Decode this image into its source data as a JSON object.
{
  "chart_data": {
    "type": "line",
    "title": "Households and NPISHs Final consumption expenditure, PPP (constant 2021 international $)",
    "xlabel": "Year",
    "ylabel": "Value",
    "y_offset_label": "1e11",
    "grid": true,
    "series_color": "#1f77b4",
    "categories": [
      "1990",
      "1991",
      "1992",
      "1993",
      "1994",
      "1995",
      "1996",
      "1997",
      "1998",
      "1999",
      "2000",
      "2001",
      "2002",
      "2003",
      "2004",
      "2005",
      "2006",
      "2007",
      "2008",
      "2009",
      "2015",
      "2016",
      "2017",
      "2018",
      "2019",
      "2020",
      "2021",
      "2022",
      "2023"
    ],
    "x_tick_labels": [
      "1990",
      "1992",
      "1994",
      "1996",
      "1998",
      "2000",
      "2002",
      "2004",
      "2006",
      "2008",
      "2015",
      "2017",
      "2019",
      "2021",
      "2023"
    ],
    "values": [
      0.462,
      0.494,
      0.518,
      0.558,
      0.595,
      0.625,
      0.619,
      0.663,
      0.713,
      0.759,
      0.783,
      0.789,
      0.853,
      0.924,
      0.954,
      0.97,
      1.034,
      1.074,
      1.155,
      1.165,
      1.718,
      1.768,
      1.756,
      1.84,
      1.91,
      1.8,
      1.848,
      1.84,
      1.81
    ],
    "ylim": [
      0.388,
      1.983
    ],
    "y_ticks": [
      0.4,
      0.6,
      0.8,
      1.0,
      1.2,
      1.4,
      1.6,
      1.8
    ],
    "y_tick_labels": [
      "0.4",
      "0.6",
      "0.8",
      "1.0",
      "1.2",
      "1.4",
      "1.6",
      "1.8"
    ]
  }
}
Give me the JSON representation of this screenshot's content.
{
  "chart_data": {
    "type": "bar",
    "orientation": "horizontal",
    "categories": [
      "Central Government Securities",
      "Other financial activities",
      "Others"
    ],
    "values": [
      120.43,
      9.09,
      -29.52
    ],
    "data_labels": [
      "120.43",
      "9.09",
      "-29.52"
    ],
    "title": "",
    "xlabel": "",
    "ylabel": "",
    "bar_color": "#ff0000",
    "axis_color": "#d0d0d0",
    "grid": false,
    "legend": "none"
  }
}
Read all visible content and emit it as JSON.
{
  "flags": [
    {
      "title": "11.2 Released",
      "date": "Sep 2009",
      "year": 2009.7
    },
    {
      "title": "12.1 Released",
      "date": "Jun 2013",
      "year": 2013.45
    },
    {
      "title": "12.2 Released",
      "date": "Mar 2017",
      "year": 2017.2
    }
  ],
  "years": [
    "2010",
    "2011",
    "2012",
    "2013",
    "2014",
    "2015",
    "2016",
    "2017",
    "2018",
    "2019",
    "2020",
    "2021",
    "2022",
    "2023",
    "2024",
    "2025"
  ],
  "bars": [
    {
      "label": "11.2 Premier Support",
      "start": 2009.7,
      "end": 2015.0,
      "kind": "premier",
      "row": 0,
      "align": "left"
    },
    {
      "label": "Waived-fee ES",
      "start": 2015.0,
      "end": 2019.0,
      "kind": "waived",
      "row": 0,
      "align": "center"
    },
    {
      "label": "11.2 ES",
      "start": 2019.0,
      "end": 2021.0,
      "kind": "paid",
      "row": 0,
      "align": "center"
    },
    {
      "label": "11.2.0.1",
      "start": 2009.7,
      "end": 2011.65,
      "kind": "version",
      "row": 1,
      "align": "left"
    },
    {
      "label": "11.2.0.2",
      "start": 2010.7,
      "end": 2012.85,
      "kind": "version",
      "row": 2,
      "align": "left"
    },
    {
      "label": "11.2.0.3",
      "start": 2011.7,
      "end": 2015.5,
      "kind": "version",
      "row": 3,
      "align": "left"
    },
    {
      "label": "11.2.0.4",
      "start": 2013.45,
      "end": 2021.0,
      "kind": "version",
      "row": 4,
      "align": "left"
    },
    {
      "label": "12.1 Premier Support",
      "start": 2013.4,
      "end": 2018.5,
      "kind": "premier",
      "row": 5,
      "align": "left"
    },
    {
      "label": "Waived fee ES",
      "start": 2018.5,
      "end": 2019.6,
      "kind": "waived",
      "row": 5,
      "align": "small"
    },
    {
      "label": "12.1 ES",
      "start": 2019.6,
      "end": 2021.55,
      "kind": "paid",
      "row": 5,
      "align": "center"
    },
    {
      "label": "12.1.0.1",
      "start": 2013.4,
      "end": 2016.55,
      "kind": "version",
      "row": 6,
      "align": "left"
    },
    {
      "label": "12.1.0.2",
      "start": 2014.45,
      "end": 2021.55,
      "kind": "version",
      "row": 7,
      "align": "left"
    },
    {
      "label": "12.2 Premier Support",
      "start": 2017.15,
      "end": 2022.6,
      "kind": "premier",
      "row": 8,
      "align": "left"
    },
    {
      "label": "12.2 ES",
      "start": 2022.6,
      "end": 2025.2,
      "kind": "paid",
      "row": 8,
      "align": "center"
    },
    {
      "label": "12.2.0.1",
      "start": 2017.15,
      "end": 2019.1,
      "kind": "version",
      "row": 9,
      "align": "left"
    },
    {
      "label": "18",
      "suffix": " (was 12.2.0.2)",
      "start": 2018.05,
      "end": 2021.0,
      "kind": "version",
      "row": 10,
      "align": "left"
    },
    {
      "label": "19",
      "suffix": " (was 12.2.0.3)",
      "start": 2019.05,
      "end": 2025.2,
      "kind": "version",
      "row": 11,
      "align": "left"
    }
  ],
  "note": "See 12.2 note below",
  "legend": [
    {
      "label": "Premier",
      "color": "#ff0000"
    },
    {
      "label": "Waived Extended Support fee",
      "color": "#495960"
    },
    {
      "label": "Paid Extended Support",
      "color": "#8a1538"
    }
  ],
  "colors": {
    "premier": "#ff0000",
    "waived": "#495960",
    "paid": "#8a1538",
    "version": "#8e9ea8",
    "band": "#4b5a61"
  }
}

---------------

Exercise aim:
Reproduce the material above, every line of it, exactly.

Written response:
Decode this image into its source data as a JSON object.
{
  "chart_data": {
    "type": "line",
    "title": "Households and NPISHs Final consumption expenditure, PPP (constant 2021 international $)",
    "xlabel": "Year",
    "ylabel": "Value",
    "y_offset_label": "1e11",
    "grid": true,
    "series_color": "#1f77b4",
    "categories": [
      "1990",
      "1991",
      "1992",
      "1993",
      "1994",
      "1995",
      "1996",
      "1997",
      "1998",
      "1999",
      "2000",
      "2001",
      "2002",
      "2003",
      "2004",
      "2005",
      "2006",
      "2007",
      "2008",
      "2009",
      "2015",
      "2016",
      "2017",
      "2018",
      "2019",
      "2020",
      "2021",
      "2022",
      "2023"
    ],
    "x_tick_labels": [
      "1990",
      "1992",
      "1994",
      "1996",
      "1998",
      "2000",
      "2002",
      "2004",
      "2006",
      "2008",
      "2015",
      "2017",
      "2019",
      "2021",
      "2023"
    ],
    "values": [
      0.462,
      0.494,
      0.518,
      0.558,
      0.595,
      0.625,
      0.619,
      0.663,
      0.713,
      0.759,
      0.783,
      0.789,
      0.853,
      0.924,
      0.954,
      0.97,
      1.034,
      1.074,
      1.155,
      1.165,
      1.718,
      1.768,
      1.756,
      1.84,
      1.91,
      1.8,
      1.848,
      1.84,
      1.81
    ],
    "ylim": [
      0.388,
      1.983
    ],
    "y_ticks": [
      0.4,
      0.6,
      0.8,
      1.0,
      1.2,
      1.4,
      1.6,
      1.8
    ],
    "y_tick_labels": [
      "0.4",
      "0.6",
      "0.8",
      "1.0",
      "1.2",
      "1.4",
      "1.6",
      "1.8"
    ]
  }
}
Give me the JSON representation of this screenshot's content.
{
  "chart_data": {
    "type": "bar",
    "orientation": "horizontal",
    "categories": [
      "Central Government Securities",
      "Other financial activities",
      "Others"
    ],
    "values": [
      120.43,
      9.09,
      -29.52
    ],
    "data_labels": [
      "120.43",
      "9.09",
      "-29.52"
    ],
    "title": "",
    "xlabel": "",
    "ylabel": "",
    "bar_color": "#ff0000",
    "axis_color": "#d0d0d0",
    "grid": false,
    "legend": "none"
  }
}
Read all visible content and emit it as JSON.
{
  "flags": [
    {
      "title": "11.2 Released",
      "date": "Sep 2009",
      "year": 2009.7
    },
    {
      "title": "12.1 Released",
      "date": "Jun 2013",
      "year": 2013.45
    },
    {
      "title": "12.2 Released",
      "date": "Mar 2017",
      "year": 2017.2
    }
  ],
  "years": [
    "2010",
    "2011",
    "2012",
    "2013",
    "2014",
    "2015",
    "2016",
    "2017",
    "2018",
    "2019",
    "2020",
    "2021",
    "2022",
    "2023",
    "2024",
    "2025"
  ],
  "bars": [
    {
      "label": "11.2 Premier Support",
      "start": 2009.7,
      "end": 2015.0,
      "kind": "premier",
      "row": 0,
      "align": "left"
    },
    {
      "label": "Waived-fee ES",
      "start": 2015.0,
      "end": 2019.0,
      "kind": "waived",
      "row": 0,
      "align": "center"
    },
    {
      "label": "11.2 ES",
      "start": 2019.0,
      "end": 2021.0,
      "kind": "paid",
      "row": 0,
      "align": "center"
    },
    {
      "label": "11.2.0.1",
      "start": 2009.7,
      "end": 2011.65,
      "kind": "version",
      "row": 1,
      "align": "left"
    },
    {
      "label": "11.2.0.2",
      "start": 2010.7,
      "end": 2012.85,
      "kind": "version",
      "row": 2,
      "align": "left"
    },
    {
      "label": "11.2.0.3",
      "start": 2011.7,
      "end": 2015.5,
      "kind": "version",
      "row": 3,
      "align": "left"
    },
    {
      "label": "11.2.0.4",
      "start": 2013.45,
      "end": 2021.0,
      "kind": "version",
      "row": 4,
      "align": "left"
    },
    {
      "label": "12.1 Premier Support",
      "start": 2013.4,
      "end": 2018.5,
      "kind": "premier",
      "row": 5,
      "align": "left"
    },
    {
      "label": "Waived fee ES",
      "start": 2018.5,
      "end": 2019.6,
      "kind": "waived",
      "row": 5,
      "align": "small"
    },
    {
      "label": "12.1 ES",
      "start": 2019.6,
      "end": 2021.55,
      "kind": "paid",
      "row": 5,
      "align": "center"
    },
    {
      "label": "12.1.0.1",
      "start": 2013.4,
      "end": 2016.55,
      "kind": "version",
      "row": 6,
      "align": "left"
    },
    {
      "label": "12.1.0.2",
      "start": 2014.45,
      "end": 2021.55,
      "kind": "version",
      "row": 7,
      "align": "left"
    },
    {
      "label": "12.2 Premier Support",
      "start": 2017.15,
      "end": 2022.6,
      "kind": "premier",
      "row": 8,
      "align": "left"
    },
    {
      "label": "12.2 ES",
      "start": 2022.6,
      "end": 2025.2,
      "kind": "paid",
      "row": 8,
      "align": "center"
    },
    {
      "label": "12.2.0.1",
      "start": 2017.15,
      "end": 2019.1,
      "kind": "version",
      "row": 9,
      "align": "left"
    },
    {
      "label": "18",
      "suffix": " (was 12.2.0.2)",
      "start": 2018.05,
      "end": 2021.0,
      "kind": "version",
      "row": 10,
      "align": "left"
    },
    {
      "label": "19",
      "suffix": " (was 12.2.0.3)",
      "start": 2019.05,
      "end": 2025.2,
      "kind": "version",
      "row": 11,
      "align": "left"
    }
  ],
  "note": "See 12.2 note below",
  "legend": [
    {
      "label": "Premier",
      "color": "#ff0000"
    },
    {
      "label": "Waived Extended Support fee",
      "color": "#495960"
    },
    {
      "label": "Paid Extended Support",
      "color": "#8a1538"
    }
  ],
  "colors": {
    "premier": "#ff0000",
    "waived": "#495960",
    "paid": "#8a1538",
    "version": "#8e9ea8",
    "band": "#4b5a61"
  }
}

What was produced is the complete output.